◆ **REQUIRED TASK**: Exact repetition of every entry is required.

Extracts from a graphics dataset:
* START *

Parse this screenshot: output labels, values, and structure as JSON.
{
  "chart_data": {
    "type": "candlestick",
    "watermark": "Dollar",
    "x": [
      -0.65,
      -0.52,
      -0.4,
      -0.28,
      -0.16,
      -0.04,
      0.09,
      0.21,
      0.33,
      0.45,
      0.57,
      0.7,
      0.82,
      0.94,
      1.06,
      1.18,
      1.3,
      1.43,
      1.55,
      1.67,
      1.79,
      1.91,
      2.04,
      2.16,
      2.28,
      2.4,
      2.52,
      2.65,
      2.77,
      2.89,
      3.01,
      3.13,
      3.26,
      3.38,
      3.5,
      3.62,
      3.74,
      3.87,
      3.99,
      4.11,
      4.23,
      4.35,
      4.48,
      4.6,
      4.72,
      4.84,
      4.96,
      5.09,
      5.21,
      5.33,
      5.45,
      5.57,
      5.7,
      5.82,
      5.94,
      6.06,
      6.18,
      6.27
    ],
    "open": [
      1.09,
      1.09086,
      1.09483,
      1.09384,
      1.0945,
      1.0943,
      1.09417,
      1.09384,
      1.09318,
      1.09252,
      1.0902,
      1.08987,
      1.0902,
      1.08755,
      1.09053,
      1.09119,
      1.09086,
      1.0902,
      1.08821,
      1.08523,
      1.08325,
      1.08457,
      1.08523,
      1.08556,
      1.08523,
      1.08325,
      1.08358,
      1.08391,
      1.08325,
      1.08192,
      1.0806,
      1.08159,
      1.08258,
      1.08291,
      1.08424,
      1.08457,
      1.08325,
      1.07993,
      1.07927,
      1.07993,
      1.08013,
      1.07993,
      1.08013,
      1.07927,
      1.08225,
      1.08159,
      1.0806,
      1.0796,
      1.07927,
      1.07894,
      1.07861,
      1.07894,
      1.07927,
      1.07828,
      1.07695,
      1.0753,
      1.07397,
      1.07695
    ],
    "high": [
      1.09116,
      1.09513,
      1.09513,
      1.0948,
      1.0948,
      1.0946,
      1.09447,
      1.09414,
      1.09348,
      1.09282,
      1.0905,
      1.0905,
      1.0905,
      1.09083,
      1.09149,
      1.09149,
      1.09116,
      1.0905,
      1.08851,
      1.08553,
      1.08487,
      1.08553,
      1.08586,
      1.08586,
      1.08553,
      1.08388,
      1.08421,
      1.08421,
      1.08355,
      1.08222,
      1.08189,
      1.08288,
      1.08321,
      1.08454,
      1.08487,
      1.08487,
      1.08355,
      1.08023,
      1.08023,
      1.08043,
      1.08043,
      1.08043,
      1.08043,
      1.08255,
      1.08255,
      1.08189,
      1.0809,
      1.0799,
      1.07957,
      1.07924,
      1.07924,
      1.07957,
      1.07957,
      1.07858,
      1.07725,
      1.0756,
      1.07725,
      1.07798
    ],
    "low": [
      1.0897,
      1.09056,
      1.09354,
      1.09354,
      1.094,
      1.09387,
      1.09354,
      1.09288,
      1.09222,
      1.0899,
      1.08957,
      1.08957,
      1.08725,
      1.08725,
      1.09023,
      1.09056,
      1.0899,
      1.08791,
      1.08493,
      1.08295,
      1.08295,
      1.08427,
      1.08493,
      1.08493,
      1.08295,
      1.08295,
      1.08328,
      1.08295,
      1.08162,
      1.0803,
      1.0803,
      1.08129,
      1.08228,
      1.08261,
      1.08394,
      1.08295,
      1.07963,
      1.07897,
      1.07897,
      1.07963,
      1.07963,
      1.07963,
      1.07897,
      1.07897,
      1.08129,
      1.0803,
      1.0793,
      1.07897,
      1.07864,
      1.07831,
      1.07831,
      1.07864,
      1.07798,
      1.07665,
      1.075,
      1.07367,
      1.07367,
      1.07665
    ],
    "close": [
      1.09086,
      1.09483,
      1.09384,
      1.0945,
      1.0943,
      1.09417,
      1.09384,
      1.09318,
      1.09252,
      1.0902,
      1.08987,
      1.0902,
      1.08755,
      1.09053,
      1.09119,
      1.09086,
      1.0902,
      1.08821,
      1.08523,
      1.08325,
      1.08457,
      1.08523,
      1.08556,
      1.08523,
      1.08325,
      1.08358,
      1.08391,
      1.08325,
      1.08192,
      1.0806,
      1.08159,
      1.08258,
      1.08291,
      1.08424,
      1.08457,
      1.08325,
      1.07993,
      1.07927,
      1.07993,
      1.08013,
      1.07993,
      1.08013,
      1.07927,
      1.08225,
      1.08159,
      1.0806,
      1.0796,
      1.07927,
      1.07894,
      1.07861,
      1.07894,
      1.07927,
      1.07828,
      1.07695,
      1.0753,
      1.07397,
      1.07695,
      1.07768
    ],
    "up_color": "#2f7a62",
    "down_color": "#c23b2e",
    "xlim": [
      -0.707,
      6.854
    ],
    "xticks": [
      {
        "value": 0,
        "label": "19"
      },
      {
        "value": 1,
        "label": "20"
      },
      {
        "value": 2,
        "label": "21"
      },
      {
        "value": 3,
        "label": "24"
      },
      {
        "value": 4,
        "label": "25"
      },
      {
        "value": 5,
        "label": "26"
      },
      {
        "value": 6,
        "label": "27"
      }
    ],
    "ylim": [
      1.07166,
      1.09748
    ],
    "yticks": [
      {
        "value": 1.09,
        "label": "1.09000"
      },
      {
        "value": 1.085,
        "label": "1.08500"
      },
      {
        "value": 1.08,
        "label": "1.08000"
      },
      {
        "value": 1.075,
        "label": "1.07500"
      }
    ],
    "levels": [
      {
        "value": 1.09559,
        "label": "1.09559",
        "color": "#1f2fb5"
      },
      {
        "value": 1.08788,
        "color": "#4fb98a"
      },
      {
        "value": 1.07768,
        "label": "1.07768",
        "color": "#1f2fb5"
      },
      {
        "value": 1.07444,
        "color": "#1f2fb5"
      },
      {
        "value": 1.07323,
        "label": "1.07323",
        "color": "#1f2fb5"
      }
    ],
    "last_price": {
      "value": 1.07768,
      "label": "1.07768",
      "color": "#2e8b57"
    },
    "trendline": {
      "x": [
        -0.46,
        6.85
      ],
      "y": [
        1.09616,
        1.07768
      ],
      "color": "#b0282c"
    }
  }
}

* END *

◆ **EXERCISE ANSWER**:
Parse this screenshot: output labels, values, and structure as JSON.
{
  "chart_data": {
    "type": "candlestick",
    "watermark": "Dollar",
    "x": [
      -0.65,
      -0.52,
      -0.4,
      -0.28,
      -0.16,
      -0.04,
      0.09,
      0.21,
      0.33,
      0.45,
      0.57,
      0.7,
      0.82,
      0.94,
      1.06,
      1.18,
      1.3,
      1.43,
      1.55,
      1.67,
      1.79,
      1.91,
      2.04,
      2.16,
      2.28,
      2.4,
      2.52,
      2.65,
      2.77,
      2.89,
      3.01,
      3.13,
      3.26,
      3.38,
      3.5,
      3.62,
      3.74,
      3.87,
      3.99,
      4.11,
      4.23,
      4.35,
      4.48,
      4.6,
      4.72,
      4.84,
      4.96,
      5.09,
      5.21,
      5.33,
      5.45,
      5.57,
      5.7,
      5.82,
      5.94,
      6.06,
      6.18,
      6.27
    ],
    "open": [
      1.09,
      1.09086,
      1.09483,
      1.09384,
      1.0945,
      1.0943,
      1.09417,
      1.09384,
      1.09318,
      1.09252,
      1.0902,
      1.08987,
      1.0902,
      1.08755,
      1.09053,
      1.09119,
      1.09086,
      1.0902,
      1.08821,
      1.08523,
      1.08325,
      1.08457,
      1.08523,
      1.08556,
      1.08523,
      1.08325,
      1.08358,
      1.08391,
      1.08325,
      1.08192,
      1.0806,
      1.08159,
      1.08258,
      1.08291,
      1.08424,
      1.08457,
      1.08325,
      1.07993,
      1.07927,
      1.07993,
      1.08013,
      1.07993,
      1.08013,
      1.07927,
      1.08225,
      1.08159,
      1.0806,
      1.0796,
      1.07927,
      1.07894,
      1.07861,
      1.07894,
      1.07927,
      1.07828,
      1.07695,
      1.0753,
      1.07397,
      1.07695
    ],
    "high": [
      1.09116,
      1.09513,
      1.09513,
      1.0948,
      1.0948,
      1.0946,
      1.09447,
      1.09414,
      1.09348,
      1.09282,
      1.0905,
      1.0905,
      1.0905,
      1.09083,
      1.09149,
      1.09149,
      1.09116,
      1.0905,
      1.08851,
      1.08553,
      1.08487,
      1.08553,
      1.08586,
      1.08586,
      1.08553,
      1.08388,
      1.08421,
      1.08421,
      1.08355,
      1.08222,
      1.08189,
      1.08288,
      1.08321,
      1.08454,
      1.08487,
      1.08487,
      1.08355,
      1.08023,
      1.08023,
      1.08043,
      1.08043,
      1.08043,
      1.08043,
      1.08255,
      1.08255,
      1.08189,
      1.0809,
      1.0799,
      1.07957,
      1.07924,
      1.07924,
      1.07957,
      1.07957,
      1.07858,
      1.07725,
      1.0756,
      1.07725,
      1.07798
    ],
    "low": [
      1.0897,
      1.09056,
      1.09354,
      1.09354,
      1.094,
      1.09387,
      1.09354,
      1.09288,
      1.09222,
      1.0899,
      1.08957,
      1.08957,
      1.08725,
      1.08725,
      1.09023,
      1.09056,
      1.0899,
      1.08791,
      1.08493,
      1.08295,
      1.08295,
      1.08427,
      1.08493,
      1.08493,
      1.08295,
      1.08295,
      1.08328,
      1.08295,
      1.08162,
      1.0803,
      1.0803,
      1.08129,
      1.08228,
      1.08261,
      1.08394,
      1.08295,
      1.07963,
      1.07897,
      1.07897,
      1.07963,
      1.07963,
      1.07963,
      1.07897,
      1.07897,
      1.08129,
      1.0803,
      1.0793,
      1.07897,
      1.07864,
      1.07831,
      1.07831,
      1.07864,
      1.07798,
      1.07665,
      1.075,
      1.07367,
      1.07367,
      1.07665
    ],
    "close": [
      1.09086,
      1.09483,
      1.09384,
      1.0945,
      1.0943,
      1.09417,
      1.09384,
      1.09318,
      1.09252,
      1.0902,
      1.08987,
      1.0902,
      1.08755,
      1.09053,
      1.09119,
      1.09086,
      1.0902,
      1.08821,
      1.08523,
      1.08325,
      1.08457,
      1.08523,
      1.08556,
      1.08523,
      1.08325,
      1.08358,
      1.08391,
      1.08325,
      1.08192,
      1.0806,
      1.08159,
      1.08258,
      1.08291,
      1.08424,
      1.08457,
      1.08325,
      1.07993,
      1.07927,
      1.07993,
      1.08013,
      1.07993,
      1.08013,
      1.07927,
      1.08225,
      1.08159,
      1.0806,
      1.0796,
      1.07927,
      1.07894,
      1.07861,
      1.07894,
      1.07927,
      1.07828,
      1.07695,
      1.0753,
      1.07397,
      1.07695,
      1.07768
    ],
    "up_color": "#2f7a62",
    "down_color": "#c23b2e",
    "xlim": [
      -0.707,
      6.854
    ],
    "xticks": [
      {
        "value": 0,
        "label": "19"
      },
      {
        "value": 1,
        "label": "20"
      },
      {
        "value": 2,
        "label": "21"
      },
      {
        "value": 3,
        "label": "24"
      },
      {
        "value": 4,
        "label": "25"
      },
      {
        "value": 5,
        "label": "26"
      },
      {
        "value": 6,
        "label": "27"
      }
    ],
    "ylim": [
      1.07166,
      1.09748
    ],
    "yticks": [
      {
        "value": 1.09,
        "label": "1.09000"
      },
      {
        "value": 1.085,
        "label": "1.08500"
      },
      {
        "value": 1.08,
        "label": "1.08000"
      },
      {
        "value": 1.075,
        "label": "1.07500"
      }
    ],
    "levels": [
      {
        "value": 1.09559,
        "label": "1.09559",
        "color": "#1f2fb5"
      },
      {
        "value": 1.08788,
        "color": "#4fb98a"
      },
      {
        "value": 1.07768,
        "label": "1.07768",
        "color": "#1f2fb5"
      },
      {
        "value": 1.07444,
        "color": "#1f2fb5"
      },
      {
        "value": 1.07323,
        "label": "1.07323",
        "color": "#1f2fb5"
      }
    ],
    "last_price": {
      "value": 1.07768,
      "label": "1.07768",
      "color": "#2e8b57"
    },
    "trendline": {
      "x": [
        -0.46,
        6.85
      ],
      "y": [
        1.09616,
        1.07768
      ],
      "color": "#b0282c"
    }
  }
}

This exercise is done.